> **Prompt**:
State how many lines of the entries hold the string "muzyczna". Reply with the number alone.

++++++++

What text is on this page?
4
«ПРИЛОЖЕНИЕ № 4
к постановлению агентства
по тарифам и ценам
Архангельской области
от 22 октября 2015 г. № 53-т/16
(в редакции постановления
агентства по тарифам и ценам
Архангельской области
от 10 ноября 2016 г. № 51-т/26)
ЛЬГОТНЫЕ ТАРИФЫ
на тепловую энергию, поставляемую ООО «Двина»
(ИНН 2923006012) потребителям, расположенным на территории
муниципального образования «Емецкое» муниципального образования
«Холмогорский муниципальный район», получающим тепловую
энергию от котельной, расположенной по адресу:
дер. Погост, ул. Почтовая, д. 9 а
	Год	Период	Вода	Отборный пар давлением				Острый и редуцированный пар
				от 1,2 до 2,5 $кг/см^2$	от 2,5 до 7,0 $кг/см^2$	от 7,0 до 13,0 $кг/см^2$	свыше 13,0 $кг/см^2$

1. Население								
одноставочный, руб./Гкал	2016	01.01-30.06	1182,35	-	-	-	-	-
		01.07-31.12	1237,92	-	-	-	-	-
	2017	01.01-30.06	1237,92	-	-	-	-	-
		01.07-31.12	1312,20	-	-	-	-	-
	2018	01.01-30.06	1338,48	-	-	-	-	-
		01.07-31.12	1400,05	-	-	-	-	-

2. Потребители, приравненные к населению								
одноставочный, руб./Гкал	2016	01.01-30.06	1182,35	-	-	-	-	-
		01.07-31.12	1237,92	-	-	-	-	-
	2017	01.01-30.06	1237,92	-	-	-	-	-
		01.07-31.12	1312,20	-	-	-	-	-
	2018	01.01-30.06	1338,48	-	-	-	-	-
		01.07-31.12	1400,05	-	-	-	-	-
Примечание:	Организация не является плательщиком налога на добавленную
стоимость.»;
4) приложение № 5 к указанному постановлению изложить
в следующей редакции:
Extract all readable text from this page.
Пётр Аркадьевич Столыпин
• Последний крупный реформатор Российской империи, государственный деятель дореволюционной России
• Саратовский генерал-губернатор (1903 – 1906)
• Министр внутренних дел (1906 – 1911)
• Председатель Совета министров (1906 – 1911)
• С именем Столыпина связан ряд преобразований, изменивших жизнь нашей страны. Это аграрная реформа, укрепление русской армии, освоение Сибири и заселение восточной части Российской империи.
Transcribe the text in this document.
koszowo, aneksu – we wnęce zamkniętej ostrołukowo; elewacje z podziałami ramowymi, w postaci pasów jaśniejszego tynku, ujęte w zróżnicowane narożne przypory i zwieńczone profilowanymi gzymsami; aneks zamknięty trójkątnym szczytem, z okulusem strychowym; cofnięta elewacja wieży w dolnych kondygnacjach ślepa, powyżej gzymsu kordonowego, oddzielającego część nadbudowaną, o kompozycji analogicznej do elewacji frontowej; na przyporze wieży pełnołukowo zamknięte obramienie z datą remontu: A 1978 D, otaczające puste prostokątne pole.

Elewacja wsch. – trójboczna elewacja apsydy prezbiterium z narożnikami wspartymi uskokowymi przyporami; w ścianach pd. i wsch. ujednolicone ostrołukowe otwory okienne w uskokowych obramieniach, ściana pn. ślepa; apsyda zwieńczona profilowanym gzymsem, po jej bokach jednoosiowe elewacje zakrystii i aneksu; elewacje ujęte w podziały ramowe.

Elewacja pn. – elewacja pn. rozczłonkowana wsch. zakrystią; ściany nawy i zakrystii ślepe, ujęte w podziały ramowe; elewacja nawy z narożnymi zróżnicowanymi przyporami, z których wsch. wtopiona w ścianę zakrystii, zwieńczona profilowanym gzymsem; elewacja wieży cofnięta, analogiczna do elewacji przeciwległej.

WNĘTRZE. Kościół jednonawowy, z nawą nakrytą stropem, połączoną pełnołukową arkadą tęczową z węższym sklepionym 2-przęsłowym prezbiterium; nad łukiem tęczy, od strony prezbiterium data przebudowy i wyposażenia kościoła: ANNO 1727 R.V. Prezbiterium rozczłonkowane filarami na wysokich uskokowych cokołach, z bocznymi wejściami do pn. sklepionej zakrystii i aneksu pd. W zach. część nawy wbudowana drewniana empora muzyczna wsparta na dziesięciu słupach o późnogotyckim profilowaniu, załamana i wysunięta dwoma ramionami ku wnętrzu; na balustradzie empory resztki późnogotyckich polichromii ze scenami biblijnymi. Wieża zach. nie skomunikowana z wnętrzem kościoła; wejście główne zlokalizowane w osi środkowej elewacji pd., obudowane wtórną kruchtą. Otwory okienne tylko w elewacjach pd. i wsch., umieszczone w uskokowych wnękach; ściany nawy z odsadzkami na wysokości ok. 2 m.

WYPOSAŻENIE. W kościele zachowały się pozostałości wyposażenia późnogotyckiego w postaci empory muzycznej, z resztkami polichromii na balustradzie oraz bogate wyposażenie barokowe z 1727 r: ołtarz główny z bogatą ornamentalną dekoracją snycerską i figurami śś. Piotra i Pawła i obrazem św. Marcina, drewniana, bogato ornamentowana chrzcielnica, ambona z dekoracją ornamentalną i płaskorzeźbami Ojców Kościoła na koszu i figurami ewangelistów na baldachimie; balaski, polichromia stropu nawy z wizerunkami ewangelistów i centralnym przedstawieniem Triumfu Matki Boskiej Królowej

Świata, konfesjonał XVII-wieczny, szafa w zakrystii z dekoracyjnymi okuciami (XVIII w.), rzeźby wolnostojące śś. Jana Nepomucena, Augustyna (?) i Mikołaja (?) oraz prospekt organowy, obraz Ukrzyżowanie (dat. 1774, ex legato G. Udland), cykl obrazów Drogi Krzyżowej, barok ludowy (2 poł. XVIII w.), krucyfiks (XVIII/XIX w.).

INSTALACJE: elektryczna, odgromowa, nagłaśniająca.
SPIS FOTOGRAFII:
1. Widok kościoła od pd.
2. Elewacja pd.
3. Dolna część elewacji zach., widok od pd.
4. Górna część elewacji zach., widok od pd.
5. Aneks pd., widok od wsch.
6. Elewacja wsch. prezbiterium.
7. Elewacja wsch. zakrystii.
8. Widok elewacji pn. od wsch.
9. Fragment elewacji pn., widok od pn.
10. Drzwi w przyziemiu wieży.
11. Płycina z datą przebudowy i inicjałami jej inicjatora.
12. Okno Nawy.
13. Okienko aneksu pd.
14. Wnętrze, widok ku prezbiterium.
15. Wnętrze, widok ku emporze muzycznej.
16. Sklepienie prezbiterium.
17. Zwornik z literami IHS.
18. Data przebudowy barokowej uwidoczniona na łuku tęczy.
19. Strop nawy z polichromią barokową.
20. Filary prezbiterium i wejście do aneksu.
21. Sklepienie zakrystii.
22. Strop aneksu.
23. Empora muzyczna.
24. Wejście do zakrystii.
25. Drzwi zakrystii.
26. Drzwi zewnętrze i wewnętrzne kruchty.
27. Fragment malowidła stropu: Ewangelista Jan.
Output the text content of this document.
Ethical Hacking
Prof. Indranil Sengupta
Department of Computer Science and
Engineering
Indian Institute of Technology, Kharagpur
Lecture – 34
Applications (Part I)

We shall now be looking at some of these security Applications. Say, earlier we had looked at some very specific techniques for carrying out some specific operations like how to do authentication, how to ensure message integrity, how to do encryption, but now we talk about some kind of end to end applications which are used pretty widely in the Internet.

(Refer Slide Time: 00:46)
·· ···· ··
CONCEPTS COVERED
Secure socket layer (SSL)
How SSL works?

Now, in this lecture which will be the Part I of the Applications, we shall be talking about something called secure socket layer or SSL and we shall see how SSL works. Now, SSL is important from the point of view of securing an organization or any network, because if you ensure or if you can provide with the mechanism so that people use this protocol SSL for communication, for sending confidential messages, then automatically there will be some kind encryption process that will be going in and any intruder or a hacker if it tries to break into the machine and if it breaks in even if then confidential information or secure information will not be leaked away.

++++++++

> **Answer**:
2